━━━ DATASET EXTRACT
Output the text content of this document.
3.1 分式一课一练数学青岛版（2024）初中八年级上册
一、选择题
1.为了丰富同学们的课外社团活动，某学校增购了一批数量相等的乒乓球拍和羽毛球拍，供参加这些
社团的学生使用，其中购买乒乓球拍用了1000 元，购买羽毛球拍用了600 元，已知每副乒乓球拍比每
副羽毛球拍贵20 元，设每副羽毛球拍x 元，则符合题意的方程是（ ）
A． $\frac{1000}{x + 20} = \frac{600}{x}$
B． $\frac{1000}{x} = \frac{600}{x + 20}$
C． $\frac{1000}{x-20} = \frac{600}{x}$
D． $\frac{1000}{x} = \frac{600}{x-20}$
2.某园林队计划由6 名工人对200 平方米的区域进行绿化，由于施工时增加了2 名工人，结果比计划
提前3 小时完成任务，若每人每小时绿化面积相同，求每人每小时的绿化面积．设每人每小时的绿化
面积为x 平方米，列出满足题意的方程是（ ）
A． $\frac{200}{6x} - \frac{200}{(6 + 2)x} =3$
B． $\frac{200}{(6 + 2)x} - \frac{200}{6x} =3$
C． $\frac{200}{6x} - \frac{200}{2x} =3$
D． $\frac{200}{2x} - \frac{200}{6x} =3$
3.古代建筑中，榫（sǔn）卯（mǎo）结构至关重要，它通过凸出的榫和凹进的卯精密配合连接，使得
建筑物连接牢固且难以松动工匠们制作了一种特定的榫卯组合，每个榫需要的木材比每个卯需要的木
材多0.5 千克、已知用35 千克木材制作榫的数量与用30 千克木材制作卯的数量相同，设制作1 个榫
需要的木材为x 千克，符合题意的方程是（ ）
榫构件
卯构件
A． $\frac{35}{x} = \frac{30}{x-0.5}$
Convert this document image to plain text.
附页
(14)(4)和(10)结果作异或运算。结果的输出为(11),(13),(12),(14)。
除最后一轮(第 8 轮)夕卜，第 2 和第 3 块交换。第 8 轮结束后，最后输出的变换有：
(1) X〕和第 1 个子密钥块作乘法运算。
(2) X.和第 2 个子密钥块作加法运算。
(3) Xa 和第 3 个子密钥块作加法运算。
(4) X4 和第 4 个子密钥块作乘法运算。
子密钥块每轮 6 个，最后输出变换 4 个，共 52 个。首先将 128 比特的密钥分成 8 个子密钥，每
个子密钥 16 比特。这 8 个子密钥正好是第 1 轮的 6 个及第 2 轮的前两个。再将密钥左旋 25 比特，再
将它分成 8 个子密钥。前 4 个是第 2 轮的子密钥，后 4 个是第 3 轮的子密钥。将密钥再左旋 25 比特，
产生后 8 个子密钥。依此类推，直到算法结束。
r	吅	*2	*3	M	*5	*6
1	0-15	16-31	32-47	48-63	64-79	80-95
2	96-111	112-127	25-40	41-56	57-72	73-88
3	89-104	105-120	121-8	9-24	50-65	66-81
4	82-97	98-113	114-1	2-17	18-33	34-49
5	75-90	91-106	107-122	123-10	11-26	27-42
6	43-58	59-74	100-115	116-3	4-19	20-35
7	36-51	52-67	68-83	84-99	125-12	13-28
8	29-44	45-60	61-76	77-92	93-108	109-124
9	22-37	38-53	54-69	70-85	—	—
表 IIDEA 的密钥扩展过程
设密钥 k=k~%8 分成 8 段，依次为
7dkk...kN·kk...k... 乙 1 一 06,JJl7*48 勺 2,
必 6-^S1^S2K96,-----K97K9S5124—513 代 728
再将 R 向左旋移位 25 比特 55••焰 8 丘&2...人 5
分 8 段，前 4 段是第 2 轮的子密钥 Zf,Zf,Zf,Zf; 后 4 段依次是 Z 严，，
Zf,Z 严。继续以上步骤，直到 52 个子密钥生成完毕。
━━━━━━
▸ PROMPT
Repeat, without change, each line of the data above from the one that contains "Convert this document image to plain text." through the final line, counting both.

▸ EXERCISE RESULT
Convert this document image to plain text.
附页
(14)(4)和(10)结果作异或运算。结果的输出为(11),(13),(12),(14)。
除最后一轮(第 8 轮)夕卜，第 2 和第 3 块交换。第 8 轮结束后，最后输出的变换有：
(1) X〕和第 1 个子密钥块作乘法运算。
(2) X.和第 2 个子密钥块作加法运算。
(3) Xa 和第 3 个子密钥块作加法运算。
(4) X4 和第 4 个子密钥块作乘法运算。
子密钥块每轮 6 个，最后输出变换 4 个，共 52 个。首先将 128 比特的密钥分成 8 个子密钥，每
个子密钥 16 比特。这 8 个子密钥正好是第 1 轮的 6 个及第 2 轮的前两个。再将密钥左旋 25 比特，再
将它分成 8 个子密钥。前 4 个是第 2 轮的子密钥，后 4 个是第 3 轮的子密钥。将密钥再左旋 25 比特，
产生后 8 个子密钥。依此类推，直到算法结束。
r	吅	*2	*3	M	*5	*6
1	0-15	16-31	32-47	48-63	64-79	80-95
2	96-111	112-127	25-40	41-56	57-72	73-88
3	89-104	105-120	121-8	9-24	50-65	66-81
4	82-97	98-113	114-1	2-17	18-33	34-49
5	75-90	91-106	107-122	123-10	11-26	27-42
6	43-58	59-74	100-115	116-3	4-19	20-35
7	36-51	52-67	68-83	84-99	125-12	13-28
8	29-44	45-60	61-76	77-92	93-108	109-124
9	22-37	38-53	54-69	70-85	—	—
表 IIDEA 的密钥扩展过程
设密钥 k=k~%8 分成 8 段，依次为
7dkk...kN·kk...k... 乙 1 一 06,JJl7*48 勺 2,
必 6-^S1^S2K96,-----K97K9S5124—513 代 728
再将 R 向左旋移位 25 比特 55••焰 8 丘&2...人 5
分 8 段，前 4 段是第 2 轮的子密钥 Zf,Zf,Zf,Zf; 后 4 段依次是 Z 严，，
Zf,Z 严。继续以上步骤，直到 52 个子密钥生成完毕。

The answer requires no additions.